BEGIN RECORDS SUPPLIED
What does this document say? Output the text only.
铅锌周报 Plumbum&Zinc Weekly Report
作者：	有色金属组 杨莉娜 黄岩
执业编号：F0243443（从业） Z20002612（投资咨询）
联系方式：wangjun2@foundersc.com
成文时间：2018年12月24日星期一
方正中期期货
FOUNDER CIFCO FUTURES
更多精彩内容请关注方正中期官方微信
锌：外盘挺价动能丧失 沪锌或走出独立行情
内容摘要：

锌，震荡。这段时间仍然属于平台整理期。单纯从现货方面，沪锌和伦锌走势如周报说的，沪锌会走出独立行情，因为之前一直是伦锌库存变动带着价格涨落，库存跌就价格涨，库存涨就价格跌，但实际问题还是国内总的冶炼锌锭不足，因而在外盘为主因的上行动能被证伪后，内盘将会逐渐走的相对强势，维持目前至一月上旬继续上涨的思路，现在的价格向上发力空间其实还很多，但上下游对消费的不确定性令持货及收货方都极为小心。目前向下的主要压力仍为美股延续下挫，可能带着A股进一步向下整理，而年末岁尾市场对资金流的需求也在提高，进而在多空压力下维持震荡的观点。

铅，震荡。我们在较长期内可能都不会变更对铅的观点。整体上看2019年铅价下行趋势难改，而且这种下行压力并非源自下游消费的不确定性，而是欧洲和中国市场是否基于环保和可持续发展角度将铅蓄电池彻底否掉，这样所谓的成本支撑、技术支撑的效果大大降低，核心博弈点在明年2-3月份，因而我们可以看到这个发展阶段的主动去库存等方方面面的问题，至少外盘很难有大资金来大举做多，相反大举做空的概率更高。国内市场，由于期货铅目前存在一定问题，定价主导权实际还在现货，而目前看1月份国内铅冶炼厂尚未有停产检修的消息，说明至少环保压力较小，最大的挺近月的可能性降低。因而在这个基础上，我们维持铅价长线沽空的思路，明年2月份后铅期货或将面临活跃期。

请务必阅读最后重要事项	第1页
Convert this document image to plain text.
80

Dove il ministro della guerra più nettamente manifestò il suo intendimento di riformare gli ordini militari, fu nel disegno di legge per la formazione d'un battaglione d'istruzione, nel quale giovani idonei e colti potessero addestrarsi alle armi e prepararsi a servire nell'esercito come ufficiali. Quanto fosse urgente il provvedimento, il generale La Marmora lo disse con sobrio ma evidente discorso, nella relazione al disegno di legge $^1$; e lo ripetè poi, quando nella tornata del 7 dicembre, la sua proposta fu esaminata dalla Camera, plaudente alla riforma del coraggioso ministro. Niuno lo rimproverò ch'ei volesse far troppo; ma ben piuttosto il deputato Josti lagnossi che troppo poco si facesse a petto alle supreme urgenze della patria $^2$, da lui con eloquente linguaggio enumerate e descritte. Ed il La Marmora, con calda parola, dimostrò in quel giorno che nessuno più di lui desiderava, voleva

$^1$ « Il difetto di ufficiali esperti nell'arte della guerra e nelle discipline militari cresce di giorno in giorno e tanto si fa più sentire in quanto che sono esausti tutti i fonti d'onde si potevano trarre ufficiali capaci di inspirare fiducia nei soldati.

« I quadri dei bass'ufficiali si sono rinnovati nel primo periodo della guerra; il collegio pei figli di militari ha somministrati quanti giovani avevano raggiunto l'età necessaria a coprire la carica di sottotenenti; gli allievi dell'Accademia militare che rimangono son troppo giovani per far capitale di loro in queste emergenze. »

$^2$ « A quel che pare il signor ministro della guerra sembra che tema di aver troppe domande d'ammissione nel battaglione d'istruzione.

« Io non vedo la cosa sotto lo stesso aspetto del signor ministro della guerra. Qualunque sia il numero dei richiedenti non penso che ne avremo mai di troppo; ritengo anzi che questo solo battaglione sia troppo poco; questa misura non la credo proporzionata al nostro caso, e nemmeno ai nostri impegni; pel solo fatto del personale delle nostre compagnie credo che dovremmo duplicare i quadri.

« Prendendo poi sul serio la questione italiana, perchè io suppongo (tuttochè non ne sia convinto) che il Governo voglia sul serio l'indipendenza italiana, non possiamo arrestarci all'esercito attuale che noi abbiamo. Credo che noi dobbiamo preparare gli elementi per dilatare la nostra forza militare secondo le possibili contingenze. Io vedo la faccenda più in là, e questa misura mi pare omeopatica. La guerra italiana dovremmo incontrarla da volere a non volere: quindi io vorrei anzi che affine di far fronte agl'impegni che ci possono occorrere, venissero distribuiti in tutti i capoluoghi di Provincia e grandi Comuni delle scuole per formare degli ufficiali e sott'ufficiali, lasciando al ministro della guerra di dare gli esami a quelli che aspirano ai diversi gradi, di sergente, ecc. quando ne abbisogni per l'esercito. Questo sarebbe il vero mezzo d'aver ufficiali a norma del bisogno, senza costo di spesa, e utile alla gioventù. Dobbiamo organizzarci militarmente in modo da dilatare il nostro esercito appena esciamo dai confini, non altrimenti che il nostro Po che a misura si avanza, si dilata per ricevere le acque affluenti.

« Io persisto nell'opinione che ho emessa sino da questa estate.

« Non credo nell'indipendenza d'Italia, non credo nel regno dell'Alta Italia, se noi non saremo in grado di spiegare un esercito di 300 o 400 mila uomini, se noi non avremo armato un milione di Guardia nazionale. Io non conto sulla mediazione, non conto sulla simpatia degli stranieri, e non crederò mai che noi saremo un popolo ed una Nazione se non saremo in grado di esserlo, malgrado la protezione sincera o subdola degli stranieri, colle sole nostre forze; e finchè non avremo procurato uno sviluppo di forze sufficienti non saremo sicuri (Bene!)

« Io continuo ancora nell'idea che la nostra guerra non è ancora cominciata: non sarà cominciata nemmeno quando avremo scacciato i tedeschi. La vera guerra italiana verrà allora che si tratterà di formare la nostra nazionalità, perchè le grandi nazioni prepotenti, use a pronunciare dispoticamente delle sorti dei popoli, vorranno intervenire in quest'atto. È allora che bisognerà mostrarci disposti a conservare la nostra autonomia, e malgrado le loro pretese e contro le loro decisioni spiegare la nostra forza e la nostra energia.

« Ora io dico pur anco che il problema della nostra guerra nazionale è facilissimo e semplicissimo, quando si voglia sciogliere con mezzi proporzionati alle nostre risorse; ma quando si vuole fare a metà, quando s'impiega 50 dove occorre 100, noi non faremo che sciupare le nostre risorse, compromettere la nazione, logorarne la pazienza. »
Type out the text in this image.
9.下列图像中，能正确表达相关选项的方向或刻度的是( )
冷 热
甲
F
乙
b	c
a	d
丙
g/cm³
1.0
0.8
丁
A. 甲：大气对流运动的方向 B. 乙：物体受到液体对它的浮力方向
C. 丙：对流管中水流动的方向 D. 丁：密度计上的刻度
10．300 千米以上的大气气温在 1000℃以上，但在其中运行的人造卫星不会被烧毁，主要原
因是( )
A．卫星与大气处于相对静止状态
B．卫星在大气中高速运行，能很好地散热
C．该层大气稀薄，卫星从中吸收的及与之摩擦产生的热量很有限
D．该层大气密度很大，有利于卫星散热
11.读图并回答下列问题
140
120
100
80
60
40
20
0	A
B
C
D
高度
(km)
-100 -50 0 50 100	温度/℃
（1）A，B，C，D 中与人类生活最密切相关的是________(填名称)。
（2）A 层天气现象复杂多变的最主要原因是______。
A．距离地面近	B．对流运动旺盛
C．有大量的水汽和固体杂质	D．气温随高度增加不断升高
END RECORDS SUPPLIED
WHAT YOU ARE ASKED TO DO = Take each line of the material that contains the word "text" and list it.

SOLUTION FOR THIS PROBLEM =
What does this document say? Output the text only.
Convert this document image to plain text.
Type out the text in this image.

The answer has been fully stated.